### AVAILABLE RECORDS

══════

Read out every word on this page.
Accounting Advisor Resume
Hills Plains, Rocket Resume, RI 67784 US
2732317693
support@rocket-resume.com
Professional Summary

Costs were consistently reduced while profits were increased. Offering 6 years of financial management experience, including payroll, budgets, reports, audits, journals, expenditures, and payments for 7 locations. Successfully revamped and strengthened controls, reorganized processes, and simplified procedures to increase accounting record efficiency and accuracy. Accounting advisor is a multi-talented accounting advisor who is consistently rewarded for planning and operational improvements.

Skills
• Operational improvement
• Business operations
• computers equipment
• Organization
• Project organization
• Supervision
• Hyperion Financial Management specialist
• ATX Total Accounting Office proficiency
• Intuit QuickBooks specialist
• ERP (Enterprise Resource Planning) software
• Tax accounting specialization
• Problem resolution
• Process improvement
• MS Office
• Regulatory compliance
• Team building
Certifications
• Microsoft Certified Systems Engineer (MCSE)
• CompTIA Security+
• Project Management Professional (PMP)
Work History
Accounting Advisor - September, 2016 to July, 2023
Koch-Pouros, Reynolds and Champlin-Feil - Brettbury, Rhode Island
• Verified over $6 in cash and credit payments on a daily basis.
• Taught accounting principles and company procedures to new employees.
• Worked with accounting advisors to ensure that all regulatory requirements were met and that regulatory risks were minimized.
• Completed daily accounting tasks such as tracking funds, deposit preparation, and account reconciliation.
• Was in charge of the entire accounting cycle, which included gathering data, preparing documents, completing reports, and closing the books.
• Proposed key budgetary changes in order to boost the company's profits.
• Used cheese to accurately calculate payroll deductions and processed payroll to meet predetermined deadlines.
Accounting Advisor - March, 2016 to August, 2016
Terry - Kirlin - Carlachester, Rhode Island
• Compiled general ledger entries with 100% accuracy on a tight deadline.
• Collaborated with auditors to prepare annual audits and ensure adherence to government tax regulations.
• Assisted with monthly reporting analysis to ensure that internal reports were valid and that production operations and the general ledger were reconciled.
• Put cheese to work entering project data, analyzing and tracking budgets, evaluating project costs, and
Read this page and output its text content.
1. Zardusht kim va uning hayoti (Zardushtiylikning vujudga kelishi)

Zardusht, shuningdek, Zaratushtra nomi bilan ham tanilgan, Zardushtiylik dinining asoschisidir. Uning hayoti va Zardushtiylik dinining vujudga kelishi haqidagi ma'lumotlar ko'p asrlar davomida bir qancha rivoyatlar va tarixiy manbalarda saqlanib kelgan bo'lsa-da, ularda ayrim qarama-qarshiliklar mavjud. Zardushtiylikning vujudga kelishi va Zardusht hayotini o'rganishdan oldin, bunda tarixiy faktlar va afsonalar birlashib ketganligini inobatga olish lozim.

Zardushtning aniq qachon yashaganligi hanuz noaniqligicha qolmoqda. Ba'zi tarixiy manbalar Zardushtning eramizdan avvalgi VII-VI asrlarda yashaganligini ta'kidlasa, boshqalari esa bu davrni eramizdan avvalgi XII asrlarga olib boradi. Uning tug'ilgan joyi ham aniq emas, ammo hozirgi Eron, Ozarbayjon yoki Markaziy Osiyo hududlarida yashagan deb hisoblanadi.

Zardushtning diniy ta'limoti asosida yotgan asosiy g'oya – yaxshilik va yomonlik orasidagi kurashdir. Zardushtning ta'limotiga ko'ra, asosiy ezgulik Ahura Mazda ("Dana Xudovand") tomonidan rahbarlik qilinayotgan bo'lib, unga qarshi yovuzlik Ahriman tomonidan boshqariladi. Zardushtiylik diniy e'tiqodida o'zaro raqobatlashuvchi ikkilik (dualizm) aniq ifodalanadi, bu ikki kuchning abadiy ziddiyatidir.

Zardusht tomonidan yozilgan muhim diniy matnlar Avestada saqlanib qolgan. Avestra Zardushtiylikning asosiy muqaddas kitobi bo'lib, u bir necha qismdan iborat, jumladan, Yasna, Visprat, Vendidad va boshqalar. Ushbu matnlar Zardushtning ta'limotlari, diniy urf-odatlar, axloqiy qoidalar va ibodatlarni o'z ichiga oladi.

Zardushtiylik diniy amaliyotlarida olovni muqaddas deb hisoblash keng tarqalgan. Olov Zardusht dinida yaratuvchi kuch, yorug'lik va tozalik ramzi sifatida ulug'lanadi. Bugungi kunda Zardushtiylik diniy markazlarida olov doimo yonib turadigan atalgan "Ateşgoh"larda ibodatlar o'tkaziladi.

══════

### WHAT IS EXPECTED
Reproduce the complete data exactly as presented above.

### RESULT OF THE EXERCISE
Read out every word on this page.
Accounting Advisor Resume
Hills Plains, Rocket Resume, RI 67784 US
2732317693
support@rocket-resume.com
Professional Summary

Costs were consistently reduced while profits were increased. Offering 6 years of financial management experience, including payroll, budgets, reports, audits, journals, expenditures, and payments for 7 locations. Successfully revamped and strengthened controls, reorganized processes, and simplified procedures to increase accounting record efficiency and accuracy. Accounting advisor is a multi-talented accounting advisor who is consistently rewarded for planning and operational improvements.

Skills
• Operational improvement
• Business operations
• computers equipment
• Organization
• Project organization
• Supervision
• Hyperion Financial Management specialist
• ATX Total Accounting Office proficiency
• Intuit QuickBooks specialist
• ERP (Enterprise Resource Planning) software
• Tax accounting specialization
• Problem resolution
• Process improvement
• MS Office
• Regulatory compliance
• Team building
Certifications
• Microsoft Certified Systems Engineer (MCSE)
• CompTIA Security+
• Project Management Professional (PMP)
Work History
Accounting Advisor - September, 2016 to July, 2023
Koch-Pouros, Reynolds and Champlin-Feil - Brettbury, Rhode Island
• Verified over $6 in cash and credit payments on a daily basis.
• Taught accounting principles and company procedures to new employees.
• Worked with accounting advisors to ensure that all regulatory requirements were met and that regulatory risks were minimized.
• Completed daily accounting tasks such as tracking funds, deposit preparation, and account reconciliation.
• Was in charge of the entire accounting cycle, which included gathering data, preparing documents, completing reports, and closing the books.
• Proposed key budgetary changes in order to boost the company's profits.
• Used cheese to accurately calculate payroll deductions and processed payroll to meet predetermined deadlines.
Accounting Advisor - March, 2016 to August, 2016
Terry - Kirlin - Carlachester, Rhode Island
• Compiled general ledger entries with 100% accuracy on a tight deadline.
• Collaborated with auditors to prepare annual audits and ensure adherence to government tax regulations.
• Assisted with monthly reporting analysis to ensure that internal reports were valid and that production operations and the general ledger were reconciled.
• Put cheese to work entering project data, analyzing and tracking budgets, evaluating project costs, and
Read this page and output its text content.
1. Zardusht kim va uning hayoti (Zardushtiylikning vujudga kelishi)

Zardusht, shuningdek, Zaratushtra nomi bilan ham tanilgan, Zardushtiylik dinining asoschisidir. Uning hayoti va Zardushtiylik dinining vujudga kelishi haqidagi ma'lumotlar ko'p asrlar davomida bir qancha rivoyatlar va tarixiy manbalarda saqlanib kelgan bo'lsa-da, ularda ayrim qarama-qarshiliklar mavjud. Zardushtiylikning vujudga kelishi va Zardusht hayotini o'rganishdan oldin, bunda tarixiy faktlar va afsonalar birlashib ketganligini inobatga olish lozim.

Zardushtning aniq qachon yashaganligi hanuz noaniqligicha qolmoqda. Ba'zi tarixiy manbalar Zardushtning eramizdan avvalgi VII-VI asrlarda yashaganligini ta'kidlasa, boshqalari esa bu davrni eramizdan avvalgi XII asrlarga olib boradi. Uning tug'ilgan joyi ham aniq emas, ammo hozirgi Eron, Ozarbayjon yoki Markaziy Osiyo hududlarida yashagan deb hisoblanadi.

Zardushtning diniy ta'limoti asosida yotgan asosiy g'oya – yaxshilik va yomonlik orasidagi kurashdir. Zardushtning ta'limotiga ko'ra, asosiy ezgulik Ahura Mazda ("Dana Xudovand") tomonidan rahbarlik qilinayotgan bo'lib, unga qarshi yovuzlik Ahriman tomonidan boshqariladi. Zardushtiylik diniy e'tiqodida o'zaro raqobatlashuvchi ikkilik (dualizm) aniq ifodalanadi, bu ikki kuchning abadiy ziddiyatidir.

Zardusht tomonidan yozilgan muhim diniy matnlar Avestada saqlanib qolgan. Avestra Zardushtiylikning asosiy muqaddas kitobi bo'lib, u bir necha qismdan iborat, jumladan, Yasna, Visprat, Vendidad va boshqalar. Ushbu matnlar Zardushtning ta'limotlari, diniy urf-odatlar, axloqiy qoidalar va ibodatlarni o'z ichiga oladi.

Zardushtiylik diniy amaliyotlarida olovni muqaddas deb hisoblash keng tarqalgan. Olov Zardusht dinida yaratuvchi kuch, yorug'lik va tozalik ramzi sifatida ulug'lanadi. Bugungi kunda Zardushtiylik diniy markazlarida olov doimo yonib turadigan atalgan "Ateşgoh"larda ibodatlar o'tkaziladi.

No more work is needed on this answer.